### TASK DESCRIPTION
Scan the lines below for the word "merit". Copy each line you find it in.
== THE DATA
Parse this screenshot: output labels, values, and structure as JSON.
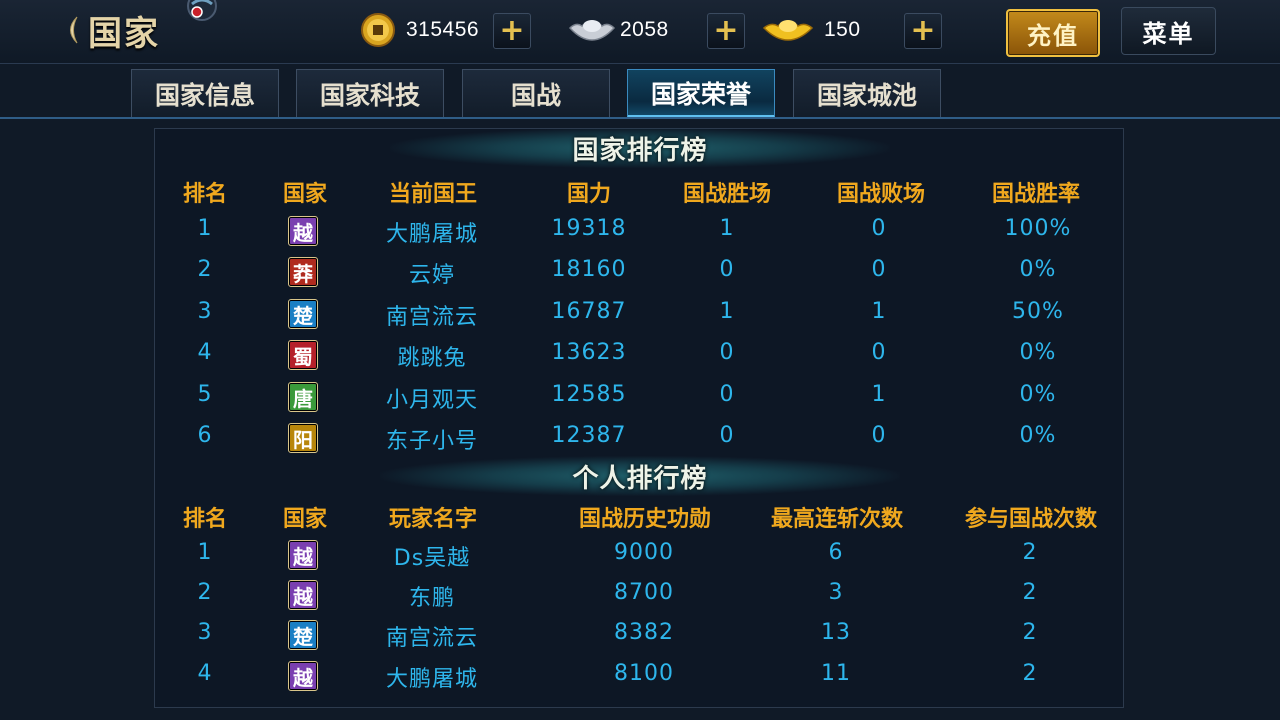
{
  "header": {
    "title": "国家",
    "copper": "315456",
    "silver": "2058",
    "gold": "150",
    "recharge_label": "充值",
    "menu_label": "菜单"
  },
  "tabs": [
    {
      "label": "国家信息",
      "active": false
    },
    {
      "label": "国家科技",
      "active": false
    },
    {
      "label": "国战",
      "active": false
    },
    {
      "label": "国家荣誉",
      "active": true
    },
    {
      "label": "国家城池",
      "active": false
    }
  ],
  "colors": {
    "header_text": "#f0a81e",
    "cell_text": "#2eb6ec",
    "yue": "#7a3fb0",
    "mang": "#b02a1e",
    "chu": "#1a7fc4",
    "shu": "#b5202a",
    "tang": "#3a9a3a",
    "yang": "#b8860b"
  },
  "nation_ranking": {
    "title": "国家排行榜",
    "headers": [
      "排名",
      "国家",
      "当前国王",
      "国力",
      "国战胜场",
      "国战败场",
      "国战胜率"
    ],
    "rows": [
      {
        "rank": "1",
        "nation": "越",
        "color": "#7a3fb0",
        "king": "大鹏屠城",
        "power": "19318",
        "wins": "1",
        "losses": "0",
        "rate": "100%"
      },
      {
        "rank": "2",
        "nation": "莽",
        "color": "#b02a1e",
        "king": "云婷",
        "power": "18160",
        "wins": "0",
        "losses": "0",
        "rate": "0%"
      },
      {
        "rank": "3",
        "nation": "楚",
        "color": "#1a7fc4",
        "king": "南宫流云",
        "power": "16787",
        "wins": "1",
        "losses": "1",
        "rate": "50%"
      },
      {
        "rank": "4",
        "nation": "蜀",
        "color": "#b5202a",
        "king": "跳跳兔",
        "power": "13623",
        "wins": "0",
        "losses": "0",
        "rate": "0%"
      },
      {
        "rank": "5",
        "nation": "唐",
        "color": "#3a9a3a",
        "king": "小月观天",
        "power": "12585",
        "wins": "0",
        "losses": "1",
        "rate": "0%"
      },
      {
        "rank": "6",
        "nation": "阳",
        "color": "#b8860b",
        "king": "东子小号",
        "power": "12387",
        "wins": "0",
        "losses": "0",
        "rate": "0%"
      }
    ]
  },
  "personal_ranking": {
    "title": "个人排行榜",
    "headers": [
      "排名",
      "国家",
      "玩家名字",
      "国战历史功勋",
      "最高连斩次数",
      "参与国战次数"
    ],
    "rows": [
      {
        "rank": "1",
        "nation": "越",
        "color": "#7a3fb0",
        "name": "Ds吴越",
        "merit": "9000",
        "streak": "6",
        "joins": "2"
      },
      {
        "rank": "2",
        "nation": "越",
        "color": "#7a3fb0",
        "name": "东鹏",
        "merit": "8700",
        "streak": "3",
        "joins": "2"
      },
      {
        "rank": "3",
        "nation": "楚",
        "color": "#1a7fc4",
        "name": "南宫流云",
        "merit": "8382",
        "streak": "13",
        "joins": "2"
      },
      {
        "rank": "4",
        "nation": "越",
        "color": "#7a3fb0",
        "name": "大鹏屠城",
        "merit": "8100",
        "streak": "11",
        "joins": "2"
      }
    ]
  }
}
====
### EXERCISE RESPONSE
        "merit": "9000",
        "merit": "8700",
        "merit": "8382",
        "merit": "8100",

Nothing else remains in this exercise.